* _TO BE DONE_: Pull out every line of the listing below where "time" appears.

* _MATERIAL SUPPLIED_:
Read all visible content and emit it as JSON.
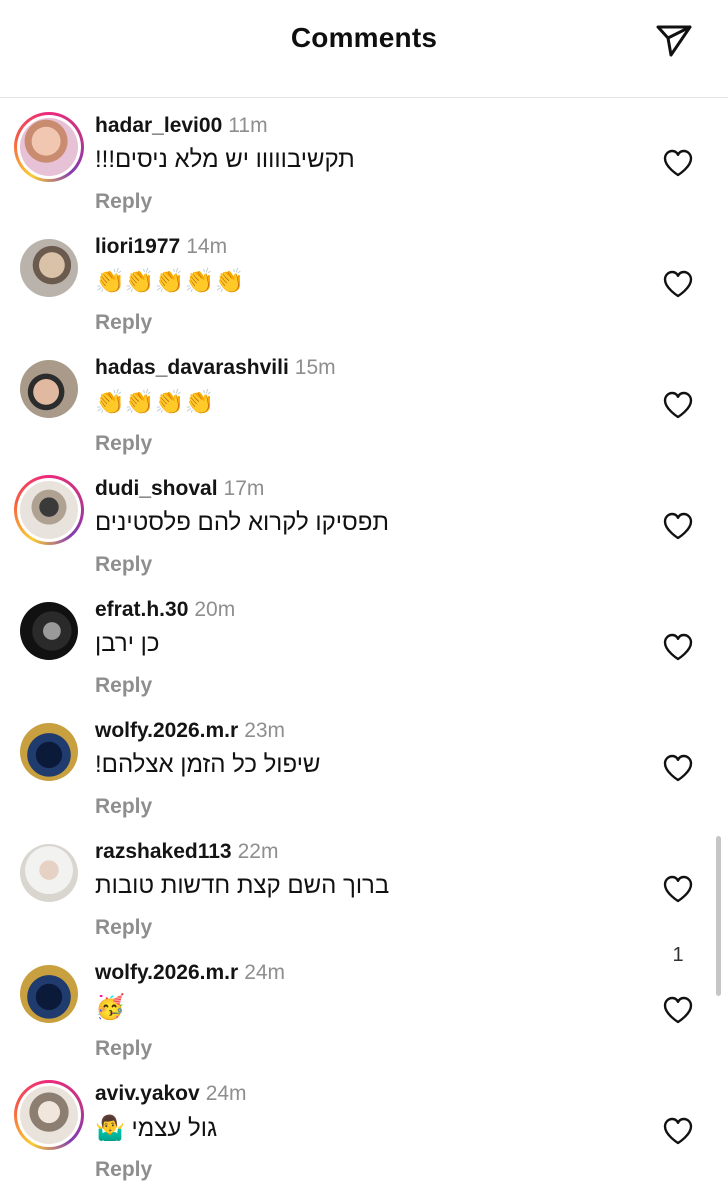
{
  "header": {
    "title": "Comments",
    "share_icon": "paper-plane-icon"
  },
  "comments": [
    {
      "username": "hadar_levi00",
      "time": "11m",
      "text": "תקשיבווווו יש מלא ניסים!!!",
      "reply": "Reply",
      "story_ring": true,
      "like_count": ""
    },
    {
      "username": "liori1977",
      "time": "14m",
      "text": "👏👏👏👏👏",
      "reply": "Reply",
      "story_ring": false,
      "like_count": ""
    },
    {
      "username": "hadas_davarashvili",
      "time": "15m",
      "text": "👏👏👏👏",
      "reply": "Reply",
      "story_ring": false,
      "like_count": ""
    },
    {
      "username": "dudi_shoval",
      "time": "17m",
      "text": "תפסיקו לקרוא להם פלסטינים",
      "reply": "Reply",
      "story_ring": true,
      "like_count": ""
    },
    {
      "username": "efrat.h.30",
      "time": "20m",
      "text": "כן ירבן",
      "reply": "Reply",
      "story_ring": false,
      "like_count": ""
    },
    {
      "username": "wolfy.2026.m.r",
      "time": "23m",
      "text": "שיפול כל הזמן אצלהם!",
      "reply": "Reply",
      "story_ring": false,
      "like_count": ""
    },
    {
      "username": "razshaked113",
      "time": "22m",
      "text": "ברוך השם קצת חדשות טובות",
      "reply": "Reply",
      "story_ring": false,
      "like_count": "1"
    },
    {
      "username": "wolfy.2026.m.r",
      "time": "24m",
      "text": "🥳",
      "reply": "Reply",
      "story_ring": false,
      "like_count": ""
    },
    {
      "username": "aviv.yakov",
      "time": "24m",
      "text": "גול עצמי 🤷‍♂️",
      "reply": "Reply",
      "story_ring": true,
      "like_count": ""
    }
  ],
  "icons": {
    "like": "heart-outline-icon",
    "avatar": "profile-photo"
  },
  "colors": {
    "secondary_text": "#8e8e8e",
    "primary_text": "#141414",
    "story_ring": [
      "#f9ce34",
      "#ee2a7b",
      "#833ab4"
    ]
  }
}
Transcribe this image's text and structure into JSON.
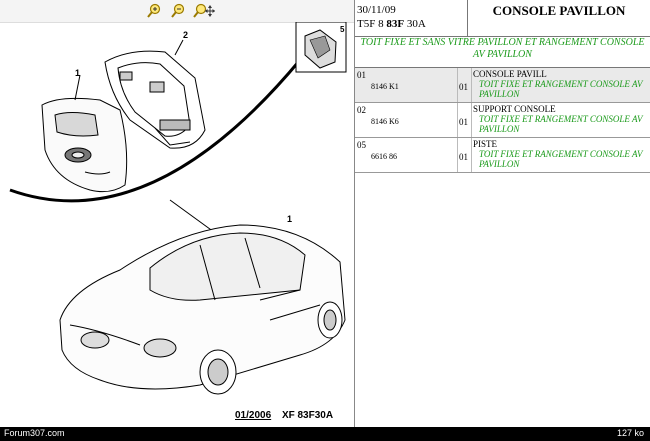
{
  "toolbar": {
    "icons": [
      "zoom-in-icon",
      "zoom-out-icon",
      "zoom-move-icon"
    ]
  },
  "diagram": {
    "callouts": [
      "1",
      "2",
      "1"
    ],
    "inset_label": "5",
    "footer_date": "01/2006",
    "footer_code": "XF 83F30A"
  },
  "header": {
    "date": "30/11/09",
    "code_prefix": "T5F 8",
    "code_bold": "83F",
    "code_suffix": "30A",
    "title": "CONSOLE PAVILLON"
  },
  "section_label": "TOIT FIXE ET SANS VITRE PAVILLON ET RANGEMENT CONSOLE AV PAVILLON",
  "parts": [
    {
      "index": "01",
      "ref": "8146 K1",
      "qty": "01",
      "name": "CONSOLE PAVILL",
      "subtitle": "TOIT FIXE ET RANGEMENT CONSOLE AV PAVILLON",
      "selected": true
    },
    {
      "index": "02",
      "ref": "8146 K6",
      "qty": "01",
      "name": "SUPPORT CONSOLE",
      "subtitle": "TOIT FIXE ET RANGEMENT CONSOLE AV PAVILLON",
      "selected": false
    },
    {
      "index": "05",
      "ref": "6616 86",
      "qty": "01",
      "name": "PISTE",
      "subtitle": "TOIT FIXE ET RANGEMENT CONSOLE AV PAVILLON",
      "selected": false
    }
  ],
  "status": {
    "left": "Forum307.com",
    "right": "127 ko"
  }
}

--

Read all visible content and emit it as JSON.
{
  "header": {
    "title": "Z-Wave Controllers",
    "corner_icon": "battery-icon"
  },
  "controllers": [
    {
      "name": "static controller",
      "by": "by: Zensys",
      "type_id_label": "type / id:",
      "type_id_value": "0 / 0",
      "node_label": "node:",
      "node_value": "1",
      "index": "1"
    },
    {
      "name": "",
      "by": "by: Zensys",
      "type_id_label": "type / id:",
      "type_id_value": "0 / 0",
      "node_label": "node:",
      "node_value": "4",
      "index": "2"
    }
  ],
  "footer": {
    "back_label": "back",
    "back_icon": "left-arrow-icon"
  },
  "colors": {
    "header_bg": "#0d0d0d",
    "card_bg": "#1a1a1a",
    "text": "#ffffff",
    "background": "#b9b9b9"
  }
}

* _EXERCISE ANSWER_:
      "time": "11m",
      "time": "14m",
      "time": "15m",
      "time": "17m",
      "time": "20m",
      "time": "23m",
      "time": "22m",
      "time": "24m",
      "time": "24m",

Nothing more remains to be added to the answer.